== Using the information ==
1. Decide whether each statement agrees with the passage on the world history course. For each, answer yes or no and quote the words that settle it.
(a) Students listed their majors on the index cards.
(b) The Jewish day school graduates were mainly interested in the American Revolutionary War.
(c) The world history course was optional.
2. Carry on the passage on the world history course from its final sentence.

== Source text ==
-=-=-
Are these day school graduates prepared for this secular approach to studying the past? How will they cope with seeing a history that they were taught to view as central suddenly placed in this new, broader context?

As a teacher, I found I could answer these questions on the first day of my world history course. I could pick out the Jewish day school graduates from the moment that my students handed in index cards with their identifying information. Alongside the names, e-mail addresses, majors and reasons for taking the course, I asked students to list several areas of history that were particularly interesting to them. In an effort to render a required class more engaging, I tried to find ways to include the contents of my students’ lists within the parameters of the curriculum.

The index cards bore a striking pattern. The Jewish day school students were primarily interested in studying two subjects: the Holocaust and the Spanish Inquisition. Maybe this should not have been so surprising; it was common for my students’ historical interests to break down along ethnic, religious or cultural lines. African-American students wanted to learn about African liberation movements, slave resistance and the civil rights movement. Immigrants studying for citizenship exams wanted to learn more about the American Revolutionary War and the Constitution. And Muslim students took particular interest in the policies of the Mughal, Safavid and Ottoman empires.
-=-=-
== Information shown ==
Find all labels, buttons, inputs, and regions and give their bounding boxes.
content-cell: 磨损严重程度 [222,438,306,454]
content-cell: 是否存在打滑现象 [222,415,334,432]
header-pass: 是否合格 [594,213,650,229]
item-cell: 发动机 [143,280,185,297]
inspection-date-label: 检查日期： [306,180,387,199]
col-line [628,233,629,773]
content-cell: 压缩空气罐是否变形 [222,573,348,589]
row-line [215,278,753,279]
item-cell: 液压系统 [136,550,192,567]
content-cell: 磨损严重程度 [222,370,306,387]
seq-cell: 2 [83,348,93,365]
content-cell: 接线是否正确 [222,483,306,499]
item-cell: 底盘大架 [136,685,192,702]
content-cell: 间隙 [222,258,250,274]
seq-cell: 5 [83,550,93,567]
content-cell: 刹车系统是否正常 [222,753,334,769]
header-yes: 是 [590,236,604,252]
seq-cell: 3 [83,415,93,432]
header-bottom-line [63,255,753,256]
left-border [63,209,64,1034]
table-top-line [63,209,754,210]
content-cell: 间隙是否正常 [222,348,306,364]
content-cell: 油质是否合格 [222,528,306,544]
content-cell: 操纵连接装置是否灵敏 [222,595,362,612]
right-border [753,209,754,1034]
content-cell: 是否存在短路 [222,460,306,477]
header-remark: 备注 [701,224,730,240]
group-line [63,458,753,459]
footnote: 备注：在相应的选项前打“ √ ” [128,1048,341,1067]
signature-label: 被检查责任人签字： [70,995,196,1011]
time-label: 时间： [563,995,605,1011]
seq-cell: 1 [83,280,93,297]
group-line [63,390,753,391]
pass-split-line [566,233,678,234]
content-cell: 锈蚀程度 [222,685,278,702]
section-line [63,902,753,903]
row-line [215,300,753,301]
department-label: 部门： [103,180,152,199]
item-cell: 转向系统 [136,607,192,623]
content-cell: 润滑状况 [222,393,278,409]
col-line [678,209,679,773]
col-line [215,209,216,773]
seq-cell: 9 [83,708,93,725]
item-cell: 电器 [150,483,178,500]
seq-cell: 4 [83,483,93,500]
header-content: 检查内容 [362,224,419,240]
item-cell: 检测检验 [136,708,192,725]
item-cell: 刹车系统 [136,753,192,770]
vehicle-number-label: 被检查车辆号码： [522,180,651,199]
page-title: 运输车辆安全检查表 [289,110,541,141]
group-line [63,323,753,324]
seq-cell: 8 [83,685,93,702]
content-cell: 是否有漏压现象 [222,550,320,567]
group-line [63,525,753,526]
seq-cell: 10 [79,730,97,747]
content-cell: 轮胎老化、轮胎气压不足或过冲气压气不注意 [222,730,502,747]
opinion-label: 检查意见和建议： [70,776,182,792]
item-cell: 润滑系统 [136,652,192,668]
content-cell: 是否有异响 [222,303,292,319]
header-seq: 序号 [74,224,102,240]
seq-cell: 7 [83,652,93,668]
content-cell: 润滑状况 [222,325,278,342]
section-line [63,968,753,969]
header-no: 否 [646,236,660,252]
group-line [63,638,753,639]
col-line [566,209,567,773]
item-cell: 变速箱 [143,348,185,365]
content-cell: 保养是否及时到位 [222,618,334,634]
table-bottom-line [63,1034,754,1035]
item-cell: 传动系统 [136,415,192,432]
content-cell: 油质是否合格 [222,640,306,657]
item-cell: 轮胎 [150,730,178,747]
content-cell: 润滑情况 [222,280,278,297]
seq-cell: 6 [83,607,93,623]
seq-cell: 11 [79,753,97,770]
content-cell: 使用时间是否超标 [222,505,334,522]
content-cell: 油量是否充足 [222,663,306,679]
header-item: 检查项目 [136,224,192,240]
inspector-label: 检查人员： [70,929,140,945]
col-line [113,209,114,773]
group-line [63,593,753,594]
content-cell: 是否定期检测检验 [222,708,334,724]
-=-=-
== Answers ==
1.
(a) Yes: "Alongside the names, e-mail addresses, majors and reasons for taking the course"
(b) No: "The Jewish day school students were primarily interested in studying two subjects: the Holocaust and the Spanish Inquisition."
(c) No: "In an effort to render a required class more engaging"

2.
But whereas other groups emphasized points of cultural pride in their historical selections, those educated in Jewish day schools were concerned primarily with persecution. Though subsequent classroom discussions of the founding of the State of Israel and the contemporary politics of the Middle East provoked considerable comment from these same students, rarely did one identify such topics as deserving of study in his index card appraisal. Furthermore, the selected narratives of persecution were listed as topics in and of themselves, unconnected to larger historical themes. In my students’ listings, the Holocaust remained separated from fascism and World War II, the Spanish Inquisition removed from colonial expansion and monarchal politics. For the students who had attended Jewish day schools, the most interesting aspects of history were those in which the Jews were savagely acted upon, with little recourse as political agents in their own right.

This is not to say that their parochial education couldn’t also be an asset at times. With the details of lived Jewish experience at their fingertips, they were able to offer important examples and counterexamples of the larger themes defining the history we studied. Their vast knowledge of Jewish engagement with hostile states provided an important counterweight to classmates who claimed that “people in the X empire did Y” or that “the Z regime was known as tolerant of all religious and ethnic difference.”

But somewhere along the way, these otherwise well-prepared Jewish day school graduates — capable writers, gifted public speakers and conscientious students — had picked up a distorted notion of history.

For them the Jewish experience existed in isolation, with outsized importance in the scope of the larger story. And this Jewish history itself was reduced to suffering. Absent was any sense that Jews could shape their own destiny, that they were active participants in history. If such was the case of the past, I worried for my students of the present. I wanted them to feel empowered to engage politically, socially and culturally with the state in which they lived. I wanted them to be active citizens not only within their Jewish communities, but also as Americans.

Jewish day school teachers need to present their students with a dynamic story of Jewish existence — and not just persecution — over time, and then place it within the larger framework of world history. By doing this, they would be performing a vital role in shaping the scholars and citizens who will enter the halls of secular colleges. Educating future generations of Jews means more than just getting them to appreciate our often tortured past; it also means learning that the small and the large are often two sides of the same coin.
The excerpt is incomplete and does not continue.